(Aim of the task)
Gather every line holding the string "Galactomannan".

Entries taken from a collection:

········

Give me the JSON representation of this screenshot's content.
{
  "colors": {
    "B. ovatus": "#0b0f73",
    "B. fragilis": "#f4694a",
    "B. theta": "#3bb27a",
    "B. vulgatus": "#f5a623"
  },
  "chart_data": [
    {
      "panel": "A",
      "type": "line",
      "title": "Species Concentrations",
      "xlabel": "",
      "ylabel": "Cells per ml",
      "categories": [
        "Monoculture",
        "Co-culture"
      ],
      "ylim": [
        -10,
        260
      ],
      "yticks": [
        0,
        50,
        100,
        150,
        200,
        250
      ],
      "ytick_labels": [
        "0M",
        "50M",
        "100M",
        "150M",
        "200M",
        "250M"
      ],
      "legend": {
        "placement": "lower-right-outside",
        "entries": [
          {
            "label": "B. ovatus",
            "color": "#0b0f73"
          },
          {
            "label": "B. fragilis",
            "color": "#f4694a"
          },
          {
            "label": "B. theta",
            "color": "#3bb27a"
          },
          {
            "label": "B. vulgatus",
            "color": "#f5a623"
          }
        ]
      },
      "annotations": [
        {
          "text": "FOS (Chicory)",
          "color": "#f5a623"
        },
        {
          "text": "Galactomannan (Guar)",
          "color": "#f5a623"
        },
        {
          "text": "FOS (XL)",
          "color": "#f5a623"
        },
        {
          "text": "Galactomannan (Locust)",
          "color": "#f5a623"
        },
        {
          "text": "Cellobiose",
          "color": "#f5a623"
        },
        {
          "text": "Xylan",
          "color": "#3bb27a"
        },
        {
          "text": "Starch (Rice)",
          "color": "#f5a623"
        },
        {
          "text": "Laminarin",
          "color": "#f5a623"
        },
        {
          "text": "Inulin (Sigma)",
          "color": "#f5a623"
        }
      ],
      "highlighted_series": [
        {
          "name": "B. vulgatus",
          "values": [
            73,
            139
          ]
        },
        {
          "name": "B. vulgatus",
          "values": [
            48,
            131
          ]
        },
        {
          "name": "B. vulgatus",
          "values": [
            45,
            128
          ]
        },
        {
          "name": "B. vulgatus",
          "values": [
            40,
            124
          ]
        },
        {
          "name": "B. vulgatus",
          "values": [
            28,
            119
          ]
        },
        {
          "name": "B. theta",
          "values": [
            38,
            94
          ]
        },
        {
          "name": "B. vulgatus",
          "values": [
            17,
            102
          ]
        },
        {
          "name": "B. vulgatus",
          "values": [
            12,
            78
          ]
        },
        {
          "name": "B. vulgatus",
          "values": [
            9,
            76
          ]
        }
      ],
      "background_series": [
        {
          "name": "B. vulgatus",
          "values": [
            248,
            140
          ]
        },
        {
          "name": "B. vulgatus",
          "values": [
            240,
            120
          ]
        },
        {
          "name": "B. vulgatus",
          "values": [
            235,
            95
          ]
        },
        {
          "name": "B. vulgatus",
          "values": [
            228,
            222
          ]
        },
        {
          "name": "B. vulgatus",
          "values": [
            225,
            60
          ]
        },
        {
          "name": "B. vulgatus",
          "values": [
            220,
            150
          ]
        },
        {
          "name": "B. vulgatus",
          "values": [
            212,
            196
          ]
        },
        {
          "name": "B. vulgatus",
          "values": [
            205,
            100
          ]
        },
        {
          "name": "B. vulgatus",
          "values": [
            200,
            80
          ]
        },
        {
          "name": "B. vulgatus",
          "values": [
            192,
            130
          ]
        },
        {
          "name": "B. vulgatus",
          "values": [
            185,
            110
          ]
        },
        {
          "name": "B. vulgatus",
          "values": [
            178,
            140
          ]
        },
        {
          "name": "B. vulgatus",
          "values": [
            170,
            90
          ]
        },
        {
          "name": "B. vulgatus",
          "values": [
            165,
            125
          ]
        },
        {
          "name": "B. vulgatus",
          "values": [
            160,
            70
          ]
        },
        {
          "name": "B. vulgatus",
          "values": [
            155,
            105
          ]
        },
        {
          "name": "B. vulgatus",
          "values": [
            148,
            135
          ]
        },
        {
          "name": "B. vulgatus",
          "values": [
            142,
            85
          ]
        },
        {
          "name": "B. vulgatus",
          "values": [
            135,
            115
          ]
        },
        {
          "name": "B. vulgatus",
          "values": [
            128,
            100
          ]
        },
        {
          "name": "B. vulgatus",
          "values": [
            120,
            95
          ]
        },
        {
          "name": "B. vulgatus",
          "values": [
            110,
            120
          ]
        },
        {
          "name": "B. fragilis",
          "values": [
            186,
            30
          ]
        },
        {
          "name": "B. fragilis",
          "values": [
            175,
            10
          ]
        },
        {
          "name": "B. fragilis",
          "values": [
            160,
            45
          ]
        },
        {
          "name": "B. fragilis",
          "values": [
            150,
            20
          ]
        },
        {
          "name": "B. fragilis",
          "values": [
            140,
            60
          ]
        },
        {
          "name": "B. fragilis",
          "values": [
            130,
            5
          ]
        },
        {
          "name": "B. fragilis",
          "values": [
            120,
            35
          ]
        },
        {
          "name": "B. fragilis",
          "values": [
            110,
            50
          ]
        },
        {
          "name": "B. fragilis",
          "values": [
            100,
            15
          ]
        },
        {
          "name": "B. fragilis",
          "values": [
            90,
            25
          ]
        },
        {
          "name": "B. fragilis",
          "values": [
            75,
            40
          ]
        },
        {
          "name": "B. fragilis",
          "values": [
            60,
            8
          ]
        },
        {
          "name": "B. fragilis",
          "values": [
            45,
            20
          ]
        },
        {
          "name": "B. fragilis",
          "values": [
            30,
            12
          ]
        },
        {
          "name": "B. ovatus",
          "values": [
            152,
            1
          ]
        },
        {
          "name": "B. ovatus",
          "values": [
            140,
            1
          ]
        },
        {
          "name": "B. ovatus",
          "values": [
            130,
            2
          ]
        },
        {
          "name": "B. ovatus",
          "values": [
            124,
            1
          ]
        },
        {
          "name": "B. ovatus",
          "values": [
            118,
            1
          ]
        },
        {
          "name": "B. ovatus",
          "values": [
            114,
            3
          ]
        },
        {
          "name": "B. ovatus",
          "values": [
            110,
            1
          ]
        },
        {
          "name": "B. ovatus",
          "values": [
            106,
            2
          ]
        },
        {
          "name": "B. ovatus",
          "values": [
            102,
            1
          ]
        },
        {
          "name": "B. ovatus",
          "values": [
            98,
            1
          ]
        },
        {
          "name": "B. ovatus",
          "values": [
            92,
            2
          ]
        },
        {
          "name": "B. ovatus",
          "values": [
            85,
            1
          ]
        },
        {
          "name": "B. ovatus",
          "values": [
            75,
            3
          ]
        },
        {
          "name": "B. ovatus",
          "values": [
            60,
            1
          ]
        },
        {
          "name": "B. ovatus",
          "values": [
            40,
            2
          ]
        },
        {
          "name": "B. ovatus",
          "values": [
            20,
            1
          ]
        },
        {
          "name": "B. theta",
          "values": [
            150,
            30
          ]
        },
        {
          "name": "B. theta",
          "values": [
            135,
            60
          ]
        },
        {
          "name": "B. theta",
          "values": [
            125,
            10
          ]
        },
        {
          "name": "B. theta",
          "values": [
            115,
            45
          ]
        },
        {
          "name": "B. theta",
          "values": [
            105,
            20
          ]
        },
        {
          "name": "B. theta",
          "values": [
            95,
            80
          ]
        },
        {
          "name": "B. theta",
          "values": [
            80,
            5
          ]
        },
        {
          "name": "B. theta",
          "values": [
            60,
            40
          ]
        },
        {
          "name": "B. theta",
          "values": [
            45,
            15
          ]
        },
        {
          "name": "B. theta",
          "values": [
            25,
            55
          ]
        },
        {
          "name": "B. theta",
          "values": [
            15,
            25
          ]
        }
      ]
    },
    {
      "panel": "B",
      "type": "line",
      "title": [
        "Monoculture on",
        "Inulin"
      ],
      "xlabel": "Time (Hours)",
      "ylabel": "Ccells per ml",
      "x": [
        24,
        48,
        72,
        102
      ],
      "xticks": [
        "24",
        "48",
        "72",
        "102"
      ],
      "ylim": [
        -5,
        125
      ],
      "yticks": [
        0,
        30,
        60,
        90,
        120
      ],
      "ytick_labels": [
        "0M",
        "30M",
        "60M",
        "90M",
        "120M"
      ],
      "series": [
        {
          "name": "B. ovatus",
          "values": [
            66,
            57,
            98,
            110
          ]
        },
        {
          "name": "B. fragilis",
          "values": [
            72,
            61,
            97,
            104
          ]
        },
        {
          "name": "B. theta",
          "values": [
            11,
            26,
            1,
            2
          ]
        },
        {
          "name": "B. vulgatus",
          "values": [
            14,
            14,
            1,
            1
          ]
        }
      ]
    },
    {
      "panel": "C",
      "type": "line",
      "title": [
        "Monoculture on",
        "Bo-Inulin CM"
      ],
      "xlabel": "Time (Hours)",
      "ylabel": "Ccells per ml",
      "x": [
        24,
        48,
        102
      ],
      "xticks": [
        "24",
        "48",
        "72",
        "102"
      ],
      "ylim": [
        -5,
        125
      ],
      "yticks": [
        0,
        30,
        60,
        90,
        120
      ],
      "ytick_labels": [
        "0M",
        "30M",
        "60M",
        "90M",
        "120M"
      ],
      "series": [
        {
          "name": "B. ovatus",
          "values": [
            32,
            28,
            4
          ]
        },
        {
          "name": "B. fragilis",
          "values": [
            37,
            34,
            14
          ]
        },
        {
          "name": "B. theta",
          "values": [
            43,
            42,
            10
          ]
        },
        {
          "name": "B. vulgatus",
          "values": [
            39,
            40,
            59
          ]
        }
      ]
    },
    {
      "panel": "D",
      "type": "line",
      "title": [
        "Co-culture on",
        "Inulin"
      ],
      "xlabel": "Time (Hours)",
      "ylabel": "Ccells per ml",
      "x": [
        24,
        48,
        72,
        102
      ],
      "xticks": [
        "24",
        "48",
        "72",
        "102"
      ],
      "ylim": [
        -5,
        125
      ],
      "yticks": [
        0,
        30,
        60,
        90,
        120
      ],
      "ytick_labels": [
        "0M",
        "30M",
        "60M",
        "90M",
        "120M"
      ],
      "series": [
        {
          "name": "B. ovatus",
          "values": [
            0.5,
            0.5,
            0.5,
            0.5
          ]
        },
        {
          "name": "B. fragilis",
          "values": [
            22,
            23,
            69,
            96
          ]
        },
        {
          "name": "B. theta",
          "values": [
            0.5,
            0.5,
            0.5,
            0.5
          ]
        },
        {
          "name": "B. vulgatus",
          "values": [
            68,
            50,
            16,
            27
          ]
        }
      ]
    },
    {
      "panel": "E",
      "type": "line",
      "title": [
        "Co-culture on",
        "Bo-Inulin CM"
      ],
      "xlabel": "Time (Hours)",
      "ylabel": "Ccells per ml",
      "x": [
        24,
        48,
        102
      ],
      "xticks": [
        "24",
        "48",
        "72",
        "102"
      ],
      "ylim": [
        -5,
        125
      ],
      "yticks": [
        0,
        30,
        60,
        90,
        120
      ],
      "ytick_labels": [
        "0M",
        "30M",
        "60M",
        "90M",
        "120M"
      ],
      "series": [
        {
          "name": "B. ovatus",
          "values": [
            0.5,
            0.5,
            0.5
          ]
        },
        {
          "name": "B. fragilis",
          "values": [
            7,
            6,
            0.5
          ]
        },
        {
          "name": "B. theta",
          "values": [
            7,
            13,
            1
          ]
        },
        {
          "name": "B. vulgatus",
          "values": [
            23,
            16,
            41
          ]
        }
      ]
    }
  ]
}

········

(Completed exercise)
          "text": "Galactomannan (Guar)",
          "text": "Galactomannan (Locust)",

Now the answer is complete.